- ACTION ITEM -
Search the lines of the records for the word "page", and copy every line that has it.

#### DATA SHOWN ####

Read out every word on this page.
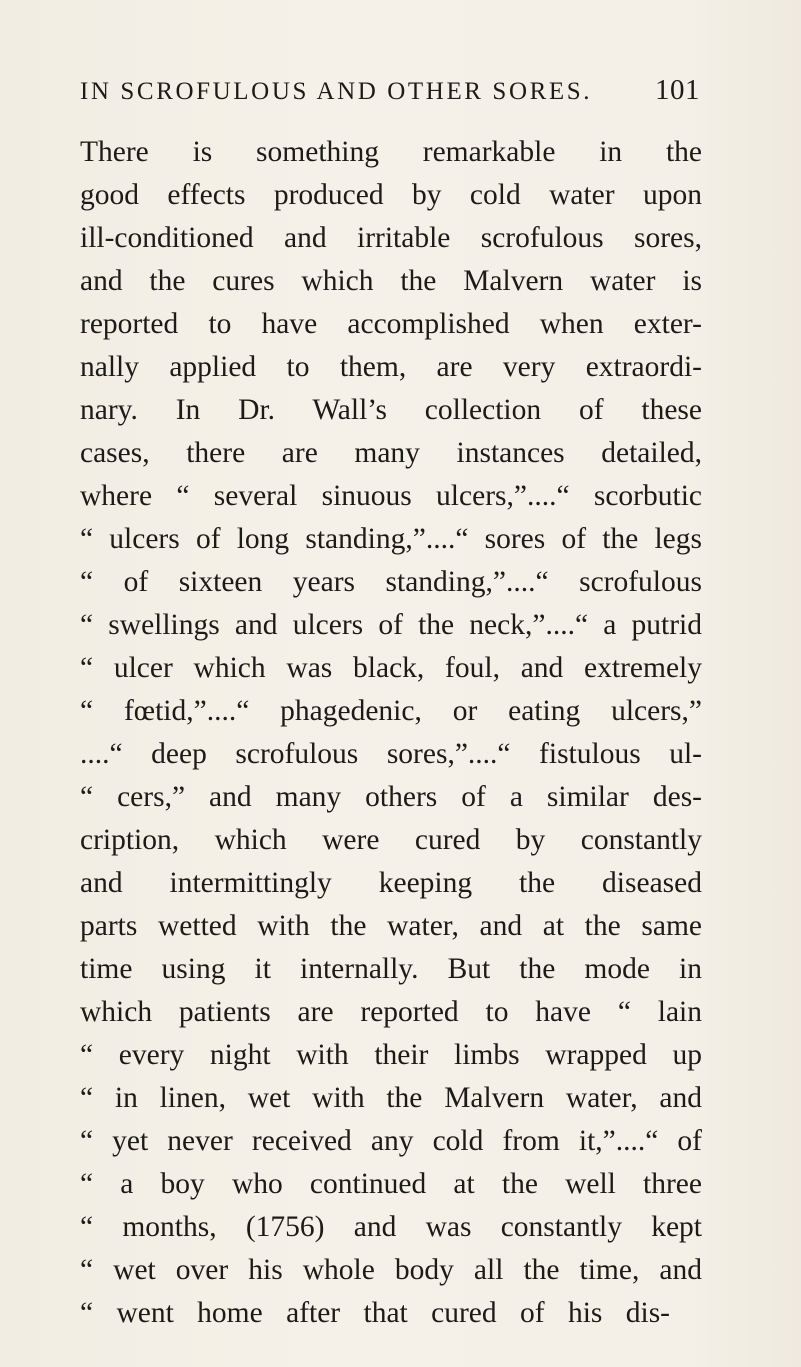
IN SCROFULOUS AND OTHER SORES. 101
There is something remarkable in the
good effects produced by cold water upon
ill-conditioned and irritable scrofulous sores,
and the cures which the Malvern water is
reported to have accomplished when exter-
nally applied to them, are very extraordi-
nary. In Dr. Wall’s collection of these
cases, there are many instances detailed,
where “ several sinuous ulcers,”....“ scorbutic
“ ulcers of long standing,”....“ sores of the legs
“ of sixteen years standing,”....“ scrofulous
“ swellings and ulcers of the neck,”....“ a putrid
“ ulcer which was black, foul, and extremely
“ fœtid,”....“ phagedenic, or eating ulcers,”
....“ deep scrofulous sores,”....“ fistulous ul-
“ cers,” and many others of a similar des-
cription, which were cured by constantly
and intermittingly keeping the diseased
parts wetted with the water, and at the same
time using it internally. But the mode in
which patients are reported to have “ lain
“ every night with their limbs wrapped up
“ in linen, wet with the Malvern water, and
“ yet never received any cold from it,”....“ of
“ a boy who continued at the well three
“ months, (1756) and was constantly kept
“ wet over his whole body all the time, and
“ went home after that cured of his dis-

####
#### DATA SHOWN ####

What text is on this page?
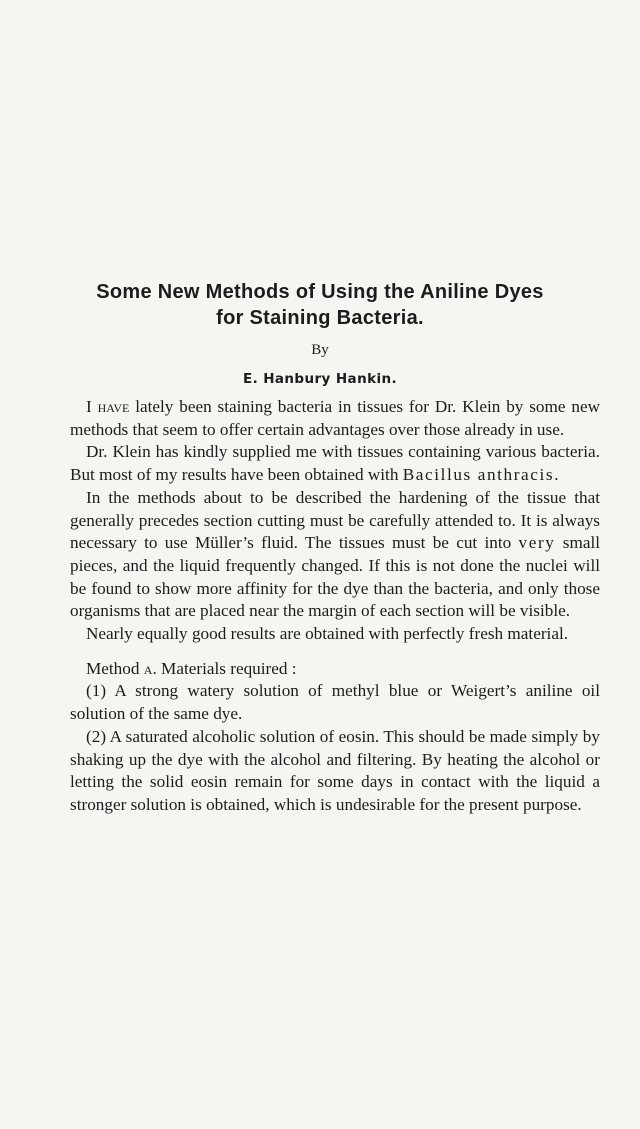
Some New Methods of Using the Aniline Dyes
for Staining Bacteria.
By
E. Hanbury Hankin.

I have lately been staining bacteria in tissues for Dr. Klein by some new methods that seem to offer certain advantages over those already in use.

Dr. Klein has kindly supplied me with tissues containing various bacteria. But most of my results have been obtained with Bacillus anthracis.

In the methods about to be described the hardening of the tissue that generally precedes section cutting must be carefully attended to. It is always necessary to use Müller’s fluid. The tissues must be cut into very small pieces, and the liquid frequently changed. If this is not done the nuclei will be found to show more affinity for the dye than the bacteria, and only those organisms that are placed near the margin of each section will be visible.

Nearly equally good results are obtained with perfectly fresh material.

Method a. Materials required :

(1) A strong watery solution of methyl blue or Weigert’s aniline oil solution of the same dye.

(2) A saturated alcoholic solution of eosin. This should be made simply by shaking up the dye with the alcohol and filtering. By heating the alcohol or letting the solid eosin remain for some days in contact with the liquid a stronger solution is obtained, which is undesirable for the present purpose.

####
#### DATA SHOWN ####

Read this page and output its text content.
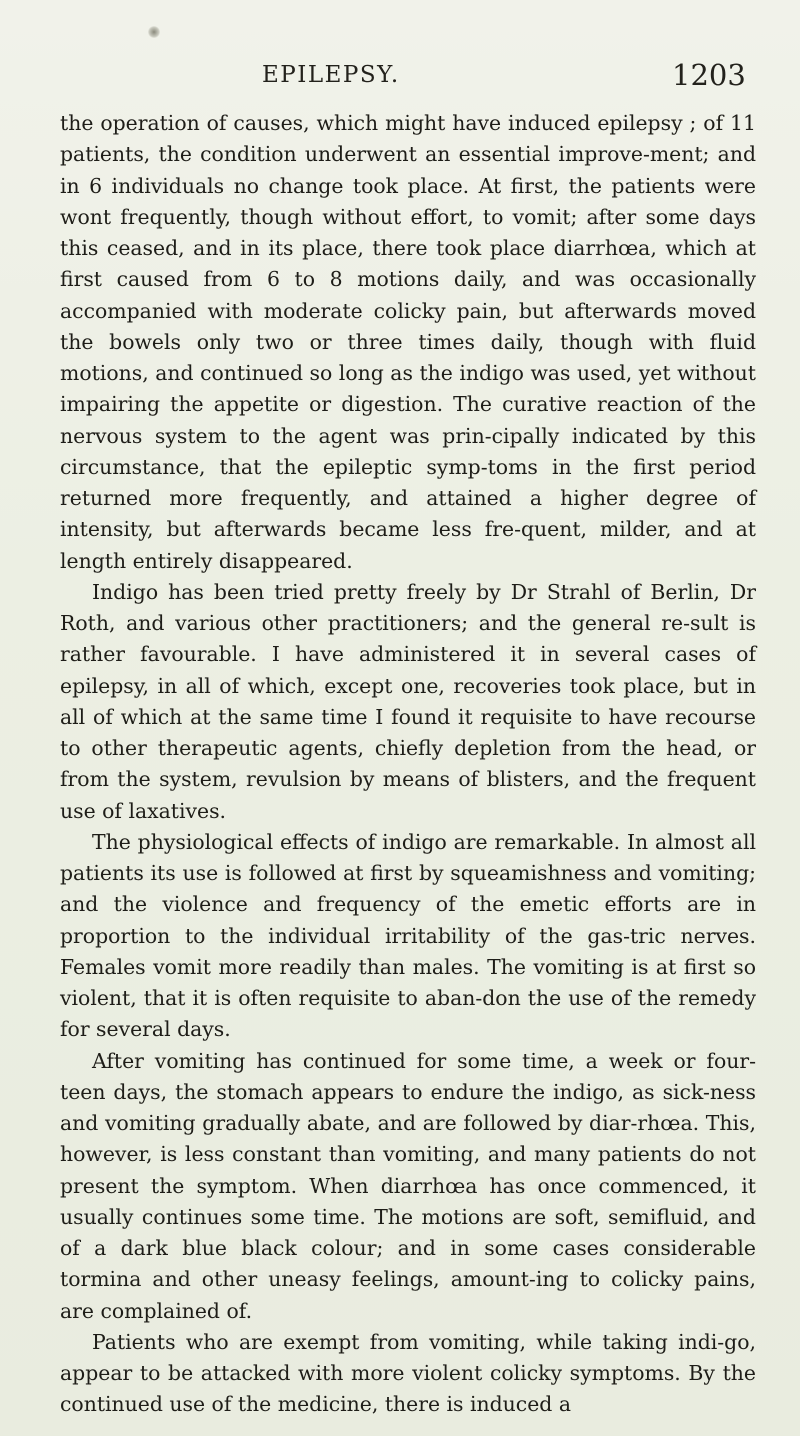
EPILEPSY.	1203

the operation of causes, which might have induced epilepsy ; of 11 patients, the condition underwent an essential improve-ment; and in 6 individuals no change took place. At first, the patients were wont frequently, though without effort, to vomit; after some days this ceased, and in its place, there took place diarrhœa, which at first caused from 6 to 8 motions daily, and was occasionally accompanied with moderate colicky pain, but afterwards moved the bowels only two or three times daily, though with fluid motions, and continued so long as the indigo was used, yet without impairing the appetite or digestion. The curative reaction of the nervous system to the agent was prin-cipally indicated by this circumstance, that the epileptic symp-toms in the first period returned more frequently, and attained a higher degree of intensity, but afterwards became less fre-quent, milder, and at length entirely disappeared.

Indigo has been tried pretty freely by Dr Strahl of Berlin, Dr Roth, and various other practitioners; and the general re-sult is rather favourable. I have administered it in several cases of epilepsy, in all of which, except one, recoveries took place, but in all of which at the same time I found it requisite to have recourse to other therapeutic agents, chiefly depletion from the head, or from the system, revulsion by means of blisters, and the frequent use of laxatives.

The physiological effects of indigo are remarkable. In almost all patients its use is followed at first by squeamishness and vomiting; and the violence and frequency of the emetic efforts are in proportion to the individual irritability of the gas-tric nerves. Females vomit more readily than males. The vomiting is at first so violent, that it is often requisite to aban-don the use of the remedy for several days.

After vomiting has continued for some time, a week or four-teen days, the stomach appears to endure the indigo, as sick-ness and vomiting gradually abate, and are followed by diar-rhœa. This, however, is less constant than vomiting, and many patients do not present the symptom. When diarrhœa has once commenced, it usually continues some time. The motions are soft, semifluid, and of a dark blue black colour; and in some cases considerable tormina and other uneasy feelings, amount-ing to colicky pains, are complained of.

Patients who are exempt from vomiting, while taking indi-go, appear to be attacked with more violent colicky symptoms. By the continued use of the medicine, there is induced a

####

- SOLUTION FOR THIS PROBLEM -
Read out every word on this page.
What text is on this page?
Read this page and output its text content.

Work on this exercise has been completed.